Records that describe figures
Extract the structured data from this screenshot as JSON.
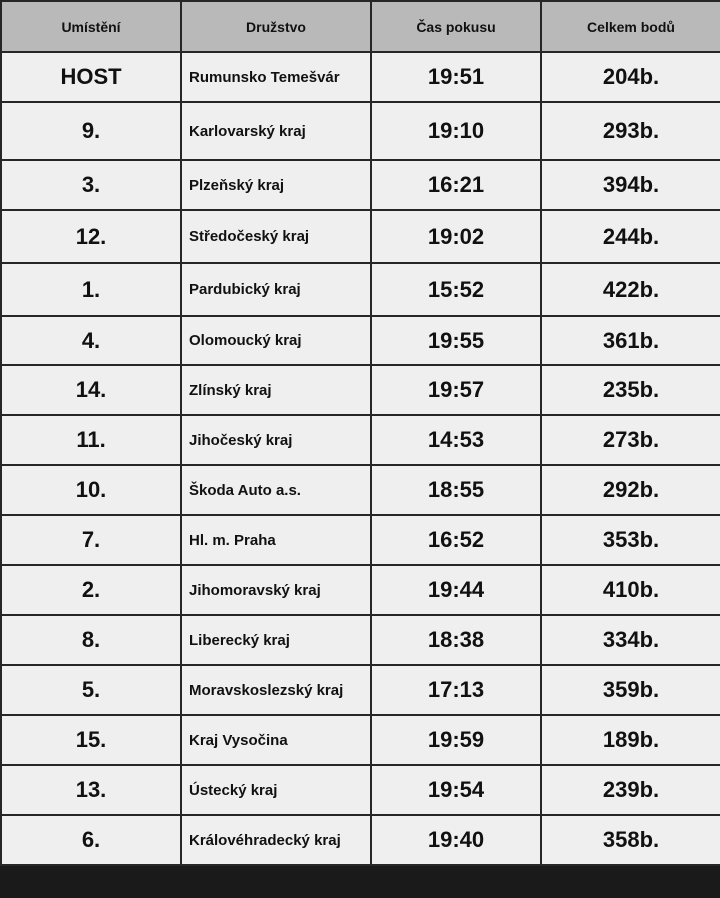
{
  "headers": [
    "Umístění",
    "Družstvo",
    "Čas pokusu",
    "Celkem bodů"
  ],
  "rows": [
    {
      "place": "HOST",
      "team": "Rumunsko Temešvár",
      "time": "19:51",
      "points": "204b."
    },
    {
      "place": "9.",
      "team": "Karlovarský kraj",
      "time": "19:10",
      "points": "293b."
    },
    {
      "place": "3.",
      "team": "Plzeňský kraj",
      "time": "16:21",
      "points": "394b."
    },
    {
      "place": "12.",
      "team": "Středočeský kraj",
      "time": "19:02",
      "points": "244b."
    },
    {
      "place": "1.",
      "team": "Pardubický kraj",
      "time": "15:52",
      "points": "422b."
    },
    {
      "place": "4.",
      "team": "Olomoucký kraj",
      "time": "19:55",
      "points": "361b."
    },
    {
      "place": "14.",
      "team": "Zlínský kraj",
      "time": "19:57",
      "points": "235b."
    },
    {
      "place": "11.",
      "team": "Jihočeský kraj",
      "time": "14:53",
      "points": "273b."
    },
    {
      "place": "10.",
      "team": "Škoda Auto a.s.",
      "time": "18:55",
      "points": "292b."
    },
    {
      "place": "7.",
      "team": "Hl. m. Praha",
      "time": "16:52",
      "points": "353b."
    },
    {
      "place": "2.",
      "team": "Jihomoravský kraj",
      "time": "19:44",
      "points": "410b."
    },
    {
      "place": "8.",
      "team": "Liberecký kraj",
      "time": "18:38",
      "points": "334b."
    },
    {
      "place": "5.",
      "team": "Moravskoslezský kraj",
      "time": "17:13",
      "points": "359b."
    },
    {
      "place": "15.",
      "team": "Kraj Vysočina",
      "time": "19:59",
      "points": "189b."
    },
    {
      "place": "13.",
      "team": "Ústecký kraj",
      "time": "19:54",
      "points": "239b."
    },
    {
      "place": "6.",
      "team": "Královéhradecký kraj",
      "time": "19:40",
      "points": "358b."
    }
  ]
}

▶ [Task directions]: Print the entries above exactly, taking out only the pictures.

▶ [Written answer]:
Extract the structured data from this screenshot as JSON.
{
  "headers": [
    "Umístění",
    "Družstvo",
    "Čas pokusu",
    "Celkem bodů"
  ],
  "rows": [
    {
      "place": "HOST",
      "team": "Rumunsko Temešvár",
      "time": "19:51",
      "points": "204b."
    },
    {
      "place": "9.",
      "team": "Karlovarský kraj",
      "time": "19:10",
      "points": "293b."
    },
    {
      "place": "3.",
      "team": "Plzeňský kraj",
      "time": "16:21",
      "points": "394b."
    },
    {
      "place": "12.",
      "team": "Středočeský kraj",
      "time": "19:02",
      "points": "244b."
    },
    {
      "place": "1.",
      "team": "Pardubický kraj",
      "time": "15:52",
      "points": "422b."
    },
    {
      "place": "4.",
      "team": "Olomoucký kraj",
      "time": "19:55",
      "points": "361b."
    },
    {
      "place": "14.",
      "team": "Zlínský kraj",
      "time": "19:57",
      "points": "235b."
    },
    {
      "place": "11.",
      "team": "Jihočeský kraj",
      "time": "14:53",
      "points": "273b."
    },
    {
      "place": "10.",
      "team": "Škoda Auto a.s.",
      "time": "18:55",
      "points": "292b."
    },
    {
      "place": "7.",
      "team": "Hl. m. Praha",
      "time": "16:52",
      "points": "353b."
    },
    {
      "place": "2.",
      "team": "Jihomoravský kraj",
      "time": "19:44",
      "points": "410b."
    },
    {
      "place": "8.",
      "team": "Liberecký kraj",
      "time": "18:38",
      "points": "334b."
    },
    {
      "place": "5.",
      "team": "Moravskoslezský kraj",
      "time": "17:13",
      "points": "359b."
    },
    {
      "place": "15.",
      "team": "Kraj Vysočina",
      "time": "19:59",
      "points": "189b."
    },
    {
      "place": "13.",
      "team": "Ústecký kraj",
      "time": "19:54",
      "points": "239b."
    },
    {
      "place": "6.",
      "team": "Královéhradecký kraj",
      "time": "19:40",
      "points": "358b."
    }
  ]
}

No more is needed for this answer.